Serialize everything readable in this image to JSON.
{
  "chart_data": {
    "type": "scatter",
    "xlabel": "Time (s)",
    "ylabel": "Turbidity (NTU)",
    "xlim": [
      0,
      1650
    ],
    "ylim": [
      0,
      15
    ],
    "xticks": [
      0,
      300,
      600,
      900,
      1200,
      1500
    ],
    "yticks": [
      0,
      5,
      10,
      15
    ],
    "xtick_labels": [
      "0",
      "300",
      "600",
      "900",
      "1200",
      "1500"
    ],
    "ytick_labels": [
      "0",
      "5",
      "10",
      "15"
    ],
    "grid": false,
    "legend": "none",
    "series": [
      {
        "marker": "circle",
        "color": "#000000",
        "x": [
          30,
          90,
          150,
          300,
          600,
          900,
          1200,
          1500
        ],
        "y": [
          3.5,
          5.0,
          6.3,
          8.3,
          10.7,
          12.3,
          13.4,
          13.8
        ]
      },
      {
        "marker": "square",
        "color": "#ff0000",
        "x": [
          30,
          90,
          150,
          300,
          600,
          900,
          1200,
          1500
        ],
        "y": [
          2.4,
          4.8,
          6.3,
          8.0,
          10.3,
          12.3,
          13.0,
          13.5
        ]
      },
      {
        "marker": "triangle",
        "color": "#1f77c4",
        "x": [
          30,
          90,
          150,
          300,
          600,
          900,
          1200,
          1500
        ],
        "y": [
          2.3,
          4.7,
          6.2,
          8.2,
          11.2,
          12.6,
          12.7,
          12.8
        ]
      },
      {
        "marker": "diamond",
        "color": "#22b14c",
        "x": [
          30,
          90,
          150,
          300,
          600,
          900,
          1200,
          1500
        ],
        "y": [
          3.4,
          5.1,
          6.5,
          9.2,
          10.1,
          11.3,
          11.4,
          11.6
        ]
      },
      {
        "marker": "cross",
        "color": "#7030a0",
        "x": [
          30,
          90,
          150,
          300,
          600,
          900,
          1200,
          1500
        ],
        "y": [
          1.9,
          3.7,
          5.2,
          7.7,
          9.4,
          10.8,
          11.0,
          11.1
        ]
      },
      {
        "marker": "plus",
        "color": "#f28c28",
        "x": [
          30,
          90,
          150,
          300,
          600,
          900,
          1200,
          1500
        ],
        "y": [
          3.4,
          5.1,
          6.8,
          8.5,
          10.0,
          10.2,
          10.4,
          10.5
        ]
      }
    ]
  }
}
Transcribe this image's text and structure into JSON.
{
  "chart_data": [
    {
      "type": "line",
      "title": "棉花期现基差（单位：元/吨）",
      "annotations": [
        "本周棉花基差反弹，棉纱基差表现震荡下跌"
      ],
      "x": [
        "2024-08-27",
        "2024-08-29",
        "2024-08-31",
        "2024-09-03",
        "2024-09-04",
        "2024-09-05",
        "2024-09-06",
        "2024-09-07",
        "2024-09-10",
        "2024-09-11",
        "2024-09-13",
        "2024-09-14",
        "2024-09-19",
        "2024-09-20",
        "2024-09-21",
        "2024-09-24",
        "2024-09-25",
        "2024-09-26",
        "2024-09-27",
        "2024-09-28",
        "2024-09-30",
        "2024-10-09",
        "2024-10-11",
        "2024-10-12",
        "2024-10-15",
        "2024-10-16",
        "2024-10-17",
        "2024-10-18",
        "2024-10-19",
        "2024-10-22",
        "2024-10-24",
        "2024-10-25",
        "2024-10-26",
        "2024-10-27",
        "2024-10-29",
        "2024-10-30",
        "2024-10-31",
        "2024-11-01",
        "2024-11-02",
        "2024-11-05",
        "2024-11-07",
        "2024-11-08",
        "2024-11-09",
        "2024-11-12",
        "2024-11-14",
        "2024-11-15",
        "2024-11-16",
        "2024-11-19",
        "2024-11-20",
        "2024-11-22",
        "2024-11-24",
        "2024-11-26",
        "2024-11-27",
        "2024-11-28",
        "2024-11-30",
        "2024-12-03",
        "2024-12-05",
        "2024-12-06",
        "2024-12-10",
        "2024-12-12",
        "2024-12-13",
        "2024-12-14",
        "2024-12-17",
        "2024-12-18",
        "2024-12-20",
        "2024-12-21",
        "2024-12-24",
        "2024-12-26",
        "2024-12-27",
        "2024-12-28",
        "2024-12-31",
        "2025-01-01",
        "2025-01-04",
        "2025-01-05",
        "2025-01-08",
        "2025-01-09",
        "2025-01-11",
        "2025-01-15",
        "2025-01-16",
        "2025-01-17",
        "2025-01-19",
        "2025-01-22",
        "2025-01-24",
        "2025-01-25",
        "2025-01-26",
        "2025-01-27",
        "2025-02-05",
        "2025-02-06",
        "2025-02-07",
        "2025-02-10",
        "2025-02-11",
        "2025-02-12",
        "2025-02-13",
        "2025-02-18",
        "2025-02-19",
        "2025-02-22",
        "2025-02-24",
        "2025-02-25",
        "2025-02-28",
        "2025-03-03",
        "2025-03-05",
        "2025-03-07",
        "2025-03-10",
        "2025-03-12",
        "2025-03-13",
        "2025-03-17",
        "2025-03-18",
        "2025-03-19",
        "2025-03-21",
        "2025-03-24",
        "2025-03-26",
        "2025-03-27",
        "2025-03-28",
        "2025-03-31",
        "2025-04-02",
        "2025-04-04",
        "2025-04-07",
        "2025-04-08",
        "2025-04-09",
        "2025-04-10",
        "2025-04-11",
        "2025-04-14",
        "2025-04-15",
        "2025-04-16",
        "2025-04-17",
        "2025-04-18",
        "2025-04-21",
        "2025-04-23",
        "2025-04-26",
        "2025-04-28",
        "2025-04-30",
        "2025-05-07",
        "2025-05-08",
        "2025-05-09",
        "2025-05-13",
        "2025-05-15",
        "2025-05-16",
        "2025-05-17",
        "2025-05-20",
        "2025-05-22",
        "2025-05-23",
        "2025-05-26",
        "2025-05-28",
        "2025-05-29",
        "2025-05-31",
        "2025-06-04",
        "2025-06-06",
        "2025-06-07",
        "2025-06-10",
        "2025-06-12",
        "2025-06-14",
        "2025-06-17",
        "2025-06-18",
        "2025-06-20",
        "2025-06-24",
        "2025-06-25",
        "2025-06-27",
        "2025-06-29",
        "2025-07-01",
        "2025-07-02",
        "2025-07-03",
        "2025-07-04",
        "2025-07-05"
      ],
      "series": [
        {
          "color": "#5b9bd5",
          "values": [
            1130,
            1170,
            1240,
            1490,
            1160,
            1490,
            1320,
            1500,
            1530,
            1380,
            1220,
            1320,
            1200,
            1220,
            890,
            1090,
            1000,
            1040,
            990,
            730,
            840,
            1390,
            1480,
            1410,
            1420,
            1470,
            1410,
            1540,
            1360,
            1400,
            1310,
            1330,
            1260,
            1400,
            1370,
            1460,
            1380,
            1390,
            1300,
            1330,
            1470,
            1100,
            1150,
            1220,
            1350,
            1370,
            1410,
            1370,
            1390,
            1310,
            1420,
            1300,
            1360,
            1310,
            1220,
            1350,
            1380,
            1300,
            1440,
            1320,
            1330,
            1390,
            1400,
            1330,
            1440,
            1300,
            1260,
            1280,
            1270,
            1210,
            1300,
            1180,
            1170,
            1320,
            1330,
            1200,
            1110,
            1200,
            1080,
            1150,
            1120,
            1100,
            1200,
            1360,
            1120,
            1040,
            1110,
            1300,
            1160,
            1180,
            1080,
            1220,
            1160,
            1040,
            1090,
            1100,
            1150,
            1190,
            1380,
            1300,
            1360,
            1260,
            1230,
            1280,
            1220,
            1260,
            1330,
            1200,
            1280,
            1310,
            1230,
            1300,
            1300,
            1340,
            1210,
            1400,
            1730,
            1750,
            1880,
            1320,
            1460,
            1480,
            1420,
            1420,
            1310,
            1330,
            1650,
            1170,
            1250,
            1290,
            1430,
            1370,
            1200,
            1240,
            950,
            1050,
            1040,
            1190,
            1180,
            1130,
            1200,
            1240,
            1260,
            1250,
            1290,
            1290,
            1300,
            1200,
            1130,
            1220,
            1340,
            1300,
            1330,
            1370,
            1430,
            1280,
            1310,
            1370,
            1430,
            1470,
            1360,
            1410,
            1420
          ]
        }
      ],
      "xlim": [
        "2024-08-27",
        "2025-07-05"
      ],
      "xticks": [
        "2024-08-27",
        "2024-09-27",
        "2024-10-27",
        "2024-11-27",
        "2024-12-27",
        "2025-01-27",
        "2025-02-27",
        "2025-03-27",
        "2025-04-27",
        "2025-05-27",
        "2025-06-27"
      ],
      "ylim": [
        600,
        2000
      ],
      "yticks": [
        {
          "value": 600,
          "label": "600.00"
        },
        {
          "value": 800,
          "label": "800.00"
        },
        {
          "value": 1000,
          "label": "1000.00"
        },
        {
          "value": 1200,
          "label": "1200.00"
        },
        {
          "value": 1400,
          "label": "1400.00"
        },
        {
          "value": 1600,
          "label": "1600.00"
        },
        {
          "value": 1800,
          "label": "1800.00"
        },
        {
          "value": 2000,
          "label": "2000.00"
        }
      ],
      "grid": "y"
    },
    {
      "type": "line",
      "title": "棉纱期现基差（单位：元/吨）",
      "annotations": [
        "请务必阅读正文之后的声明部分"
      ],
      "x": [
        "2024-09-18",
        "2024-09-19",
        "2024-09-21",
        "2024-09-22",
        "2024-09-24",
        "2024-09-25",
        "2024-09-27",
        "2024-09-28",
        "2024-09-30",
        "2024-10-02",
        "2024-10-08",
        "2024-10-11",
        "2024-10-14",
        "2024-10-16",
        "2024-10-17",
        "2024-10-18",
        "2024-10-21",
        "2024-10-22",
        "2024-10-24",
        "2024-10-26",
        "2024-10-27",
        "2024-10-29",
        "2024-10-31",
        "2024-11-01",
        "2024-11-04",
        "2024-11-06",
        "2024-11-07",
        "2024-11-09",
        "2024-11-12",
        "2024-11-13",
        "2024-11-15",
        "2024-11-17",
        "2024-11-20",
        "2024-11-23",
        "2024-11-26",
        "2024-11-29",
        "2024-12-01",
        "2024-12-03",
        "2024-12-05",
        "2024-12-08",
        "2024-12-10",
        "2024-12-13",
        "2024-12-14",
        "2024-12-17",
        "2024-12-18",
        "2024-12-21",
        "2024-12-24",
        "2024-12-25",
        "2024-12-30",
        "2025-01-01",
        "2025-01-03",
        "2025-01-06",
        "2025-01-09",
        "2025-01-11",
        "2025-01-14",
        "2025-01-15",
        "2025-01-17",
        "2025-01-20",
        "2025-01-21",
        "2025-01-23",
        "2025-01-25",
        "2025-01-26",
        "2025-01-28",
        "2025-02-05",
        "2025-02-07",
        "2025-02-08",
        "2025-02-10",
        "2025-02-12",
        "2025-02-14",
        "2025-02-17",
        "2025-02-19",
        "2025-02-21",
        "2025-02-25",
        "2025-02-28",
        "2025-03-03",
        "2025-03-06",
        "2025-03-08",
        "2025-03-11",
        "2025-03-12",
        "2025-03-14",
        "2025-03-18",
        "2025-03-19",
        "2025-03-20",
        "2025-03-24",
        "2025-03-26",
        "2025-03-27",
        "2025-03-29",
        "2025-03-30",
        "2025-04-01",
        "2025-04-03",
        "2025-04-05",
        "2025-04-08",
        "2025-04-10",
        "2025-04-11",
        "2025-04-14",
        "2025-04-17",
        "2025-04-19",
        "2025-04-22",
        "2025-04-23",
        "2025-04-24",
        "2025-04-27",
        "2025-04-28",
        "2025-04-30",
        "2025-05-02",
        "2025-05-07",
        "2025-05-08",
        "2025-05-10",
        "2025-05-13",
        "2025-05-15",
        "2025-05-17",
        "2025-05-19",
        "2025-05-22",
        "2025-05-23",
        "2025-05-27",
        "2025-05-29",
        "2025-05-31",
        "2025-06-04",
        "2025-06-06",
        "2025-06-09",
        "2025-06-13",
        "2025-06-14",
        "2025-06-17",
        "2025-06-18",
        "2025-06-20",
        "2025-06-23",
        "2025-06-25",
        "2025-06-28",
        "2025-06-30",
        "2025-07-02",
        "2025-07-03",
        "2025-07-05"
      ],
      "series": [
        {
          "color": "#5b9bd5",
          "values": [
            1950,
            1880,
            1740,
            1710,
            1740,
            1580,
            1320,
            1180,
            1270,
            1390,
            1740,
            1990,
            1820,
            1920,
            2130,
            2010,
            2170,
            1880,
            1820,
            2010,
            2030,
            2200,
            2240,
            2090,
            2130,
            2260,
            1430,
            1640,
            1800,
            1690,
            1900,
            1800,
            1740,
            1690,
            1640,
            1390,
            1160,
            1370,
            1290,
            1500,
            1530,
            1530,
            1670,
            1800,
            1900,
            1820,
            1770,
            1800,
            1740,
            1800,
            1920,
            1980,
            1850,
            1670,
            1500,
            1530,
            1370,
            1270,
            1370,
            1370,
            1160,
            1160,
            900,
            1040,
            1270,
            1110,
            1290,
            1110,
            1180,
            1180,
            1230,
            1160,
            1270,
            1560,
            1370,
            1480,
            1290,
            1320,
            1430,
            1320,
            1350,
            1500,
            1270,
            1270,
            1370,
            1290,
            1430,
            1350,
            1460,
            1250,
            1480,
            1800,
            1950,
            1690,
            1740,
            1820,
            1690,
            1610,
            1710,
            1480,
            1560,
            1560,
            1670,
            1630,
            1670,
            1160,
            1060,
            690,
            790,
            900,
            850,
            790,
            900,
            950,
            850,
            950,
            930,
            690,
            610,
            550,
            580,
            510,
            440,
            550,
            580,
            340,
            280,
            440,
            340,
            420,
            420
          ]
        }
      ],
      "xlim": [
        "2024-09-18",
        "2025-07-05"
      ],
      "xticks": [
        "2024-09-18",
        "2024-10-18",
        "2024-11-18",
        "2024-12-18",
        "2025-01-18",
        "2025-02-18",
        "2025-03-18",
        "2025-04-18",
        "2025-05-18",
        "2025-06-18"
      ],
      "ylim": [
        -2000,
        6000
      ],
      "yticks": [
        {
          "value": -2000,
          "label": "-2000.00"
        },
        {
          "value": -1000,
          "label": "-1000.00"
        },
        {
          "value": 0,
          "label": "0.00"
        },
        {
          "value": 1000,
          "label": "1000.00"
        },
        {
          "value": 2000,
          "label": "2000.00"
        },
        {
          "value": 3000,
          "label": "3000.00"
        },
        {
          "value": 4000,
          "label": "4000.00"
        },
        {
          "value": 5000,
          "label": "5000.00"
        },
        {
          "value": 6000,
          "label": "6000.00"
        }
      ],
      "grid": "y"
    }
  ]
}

■ **OBJECTIVE**
Find and copy every line in the entries above where the string "this" occurs.

■ **WRITTEN ANSWER**
Serialize everything readable in this image to JSON.
Transcribe this image's text and structure into JSON.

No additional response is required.